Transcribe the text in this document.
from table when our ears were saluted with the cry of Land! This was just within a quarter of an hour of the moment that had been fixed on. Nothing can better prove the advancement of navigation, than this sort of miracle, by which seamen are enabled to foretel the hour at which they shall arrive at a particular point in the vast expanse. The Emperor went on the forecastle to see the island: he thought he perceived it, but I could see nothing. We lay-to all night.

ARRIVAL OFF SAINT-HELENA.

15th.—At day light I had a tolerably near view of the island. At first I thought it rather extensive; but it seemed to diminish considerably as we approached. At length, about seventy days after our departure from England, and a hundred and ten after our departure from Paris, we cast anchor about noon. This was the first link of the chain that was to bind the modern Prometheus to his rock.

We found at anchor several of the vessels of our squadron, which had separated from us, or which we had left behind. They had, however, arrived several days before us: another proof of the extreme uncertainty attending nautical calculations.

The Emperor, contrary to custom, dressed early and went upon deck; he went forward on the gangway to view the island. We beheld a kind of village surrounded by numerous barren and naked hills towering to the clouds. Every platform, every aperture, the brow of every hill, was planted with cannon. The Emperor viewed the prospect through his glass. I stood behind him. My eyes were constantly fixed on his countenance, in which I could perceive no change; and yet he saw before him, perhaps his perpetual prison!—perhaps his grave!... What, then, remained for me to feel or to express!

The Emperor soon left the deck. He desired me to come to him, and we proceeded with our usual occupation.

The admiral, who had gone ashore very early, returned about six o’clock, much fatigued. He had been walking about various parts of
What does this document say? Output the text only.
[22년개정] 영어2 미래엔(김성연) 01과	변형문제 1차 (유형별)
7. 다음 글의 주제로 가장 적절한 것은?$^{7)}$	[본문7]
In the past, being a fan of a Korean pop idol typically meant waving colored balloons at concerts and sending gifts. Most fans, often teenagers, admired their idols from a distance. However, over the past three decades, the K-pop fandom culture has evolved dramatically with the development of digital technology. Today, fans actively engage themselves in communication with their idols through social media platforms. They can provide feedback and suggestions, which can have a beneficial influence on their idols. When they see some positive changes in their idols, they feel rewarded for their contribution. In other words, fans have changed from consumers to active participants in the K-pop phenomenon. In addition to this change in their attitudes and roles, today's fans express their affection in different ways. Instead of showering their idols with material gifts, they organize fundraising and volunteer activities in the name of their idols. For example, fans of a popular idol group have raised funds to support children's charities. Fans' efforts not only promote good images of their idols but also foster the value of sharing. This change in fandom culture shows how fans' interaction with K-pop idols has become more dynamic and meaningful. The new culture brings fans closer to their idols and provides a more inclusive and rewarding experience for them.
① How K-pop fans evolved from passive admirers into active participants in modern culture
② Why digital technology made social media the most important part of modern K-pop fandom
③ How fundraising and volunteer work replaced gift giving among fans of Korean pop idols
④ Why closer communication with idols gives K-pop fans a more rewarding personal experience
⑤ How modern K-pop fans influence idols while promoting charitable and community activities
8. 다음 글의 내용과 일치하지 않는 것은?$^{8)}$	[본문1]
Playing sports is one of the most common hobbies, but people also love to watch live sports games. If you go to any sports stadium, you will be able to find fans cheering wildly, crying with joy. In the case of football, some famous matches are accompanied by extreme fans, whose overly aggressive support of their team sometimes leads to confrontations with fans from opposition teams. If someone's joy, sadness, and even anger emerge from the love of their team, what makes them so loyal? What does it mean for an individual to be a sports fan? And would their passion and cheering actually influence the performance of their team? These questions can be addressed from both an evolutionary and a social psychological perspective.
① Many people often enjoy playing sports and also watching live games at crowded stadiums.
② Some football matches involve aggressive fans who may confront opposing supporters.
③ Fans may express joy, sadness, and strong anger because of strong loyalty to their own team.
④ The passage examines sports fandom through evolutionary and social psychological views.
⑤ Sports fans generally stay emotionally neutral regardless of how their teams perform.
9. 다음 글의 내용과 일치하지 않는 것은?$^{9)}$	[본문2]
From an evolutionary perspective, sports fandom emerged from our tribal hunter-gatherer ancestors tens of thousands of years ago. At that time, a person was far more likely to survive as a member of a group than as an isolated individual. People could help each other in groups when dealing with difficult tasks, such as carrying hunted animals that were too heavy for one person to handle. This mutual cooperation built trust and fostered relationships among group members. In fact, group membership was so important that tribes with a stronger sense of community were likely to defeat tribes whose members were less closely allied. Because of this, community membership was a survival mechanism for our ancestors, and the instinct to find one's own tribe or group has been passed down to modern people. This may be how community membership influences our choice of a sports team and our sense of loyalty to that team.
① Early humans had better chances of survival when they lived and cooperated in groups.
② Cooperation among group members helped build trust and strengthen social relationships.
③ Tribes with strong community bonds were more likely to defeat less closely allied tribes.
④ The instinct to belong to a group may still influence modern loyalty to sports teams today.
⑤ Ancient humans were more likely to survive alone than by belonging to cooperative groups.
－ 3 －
────────────────────────────────────────
◆ Problem to solve
Tally the lines containing "humans". Provide the number without any other words.

◆ Reply
2